:: Record extracts ::
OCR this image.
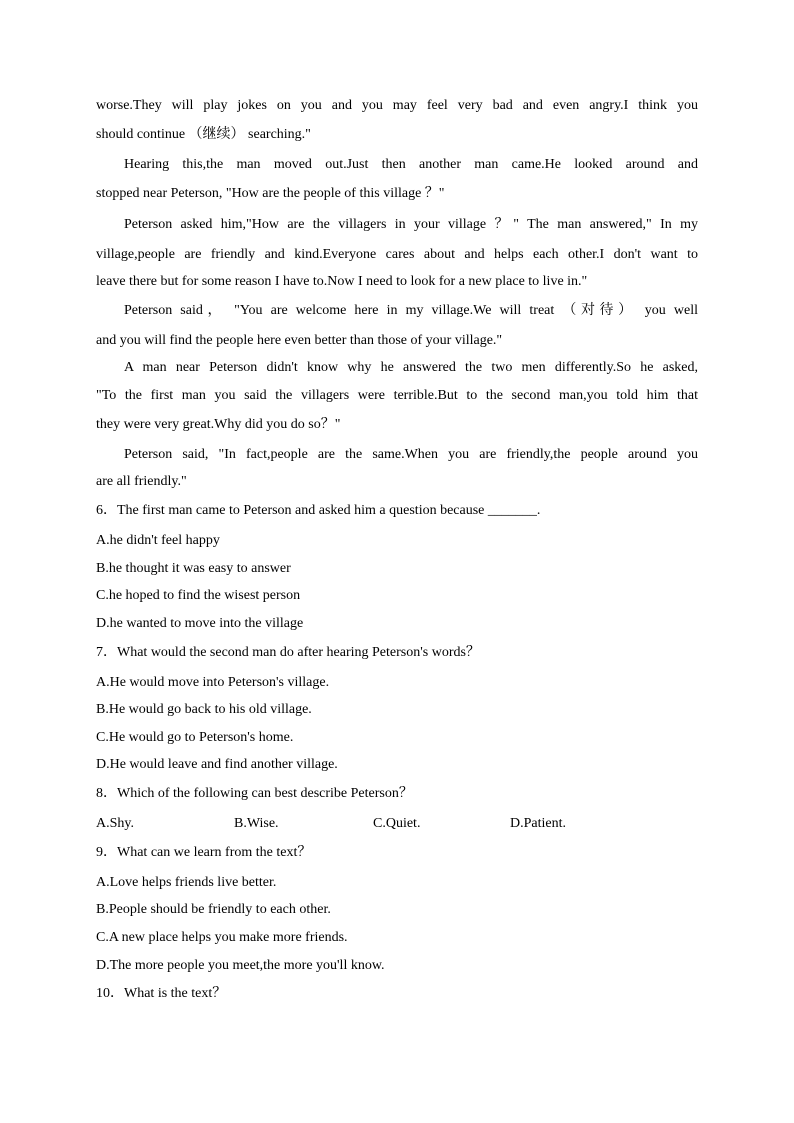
worse.They will play jokes on you and you may feel very bad and even angry.I think you
should continue （继续） searching."
Hearing this,the man moved out.Just then another man came.He looked around and
stopped near Peterson, "How are the people of this village ？"
Peterson asked him,"How are the villagers in your village ？" The man answered," In my
village,people are friendly and kind.Everyone cares about and helps each other.I don't want to
leave there but for some reason I have to.Now I need to look for a new place to live in."
Peterson said， "You are welcome here in my village.We will treat （对待） you well
and you will find the people here even better than those of your village."
A man near Peterson didn't know why he answered the two men differently.So he asked,
"To the first man you said the villagers were terrible.But to the second man,you told him that
they were very great.Why did you do so？"
Peterson said, "In fact,people are the same.When you are friendly,the people around you
are all friendly."
6．The first man came to Peterson and asked him a question because _______.
A.he didn't feel happy
B.he thought it was easy to answer
C.he hoped to find the wisest person
D.he wanted to move into the village
7．What would the second man do after hearing Peterson's words？
A.He would move into Peterson's village.
B.He would go back to his old village.
C.He would go to Peterson's home.
D.He would leave and find another village.
8．Which of the following can best describe Peterson？
A.Shy.	B.Wise.	C.Quiet.	D.Patient.
9．What can we learn from the text？
A.Love helps friends live better.
B.People should be friendly to each other.
C.A new place helps you make more friends.
D.The more people you meet,the more you'll know.
10．What is the text？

:: Prompt ::
Write out the whole listing again, exactly, with no pictures.

:: Full response ::
OCR this image.
worse.They will play jokes on you and you may feel very bad and even angry.I think you
should continue （继续） searching."
Hearing this,the man moved out.Just then another man came.He looked around and
stopped near Peterson, "How are the people of this village ？"
Peterson asked him,"How are the villagers in your village ？" The man answered," In my
village,people are friendly and kind.Everyone cares about and helps each other.I don't want to
leave there but for some reason I have to.Now I need to look for a new place to live in."
Peterson said， "You are welcome here in my village.We will treat （对待） you well
and you will find the people here even better than those of your village."
A man near Peterson didn't know why he answered the two men differently.So he asked,
"To the first man you said the villagers were terrible.But to the second man,you told him that
they were very great.Why did you do so？"
Peterson said, "In fact,people are the same.When you are friendly,the people around you
are all friendly."
6．The first man came to Peterson and asked him a question because _______.
A.he didn't feel happy
B.he thought it was easy to answer
C.he hoped to find the wisest person
D.he wanted to move into the village
7．What would the second man do after hearing Peterson's words？
A.He would move into Peterson's village.
B.He would go back to his old village.
C.He would go to Peterson's home.
D.He would leave and find another village.
8．Which of the following can best describe Peterson？
A.Shy.	B.Wise.	C.Quiet.	D.Patient.
9．What can we learn from the text？
A.Love helps friends live better.
B.People should be friendly to each other.
C.A new place helps you make more friends.
D.The more people you meet,the more you'll know.
10．What is the text？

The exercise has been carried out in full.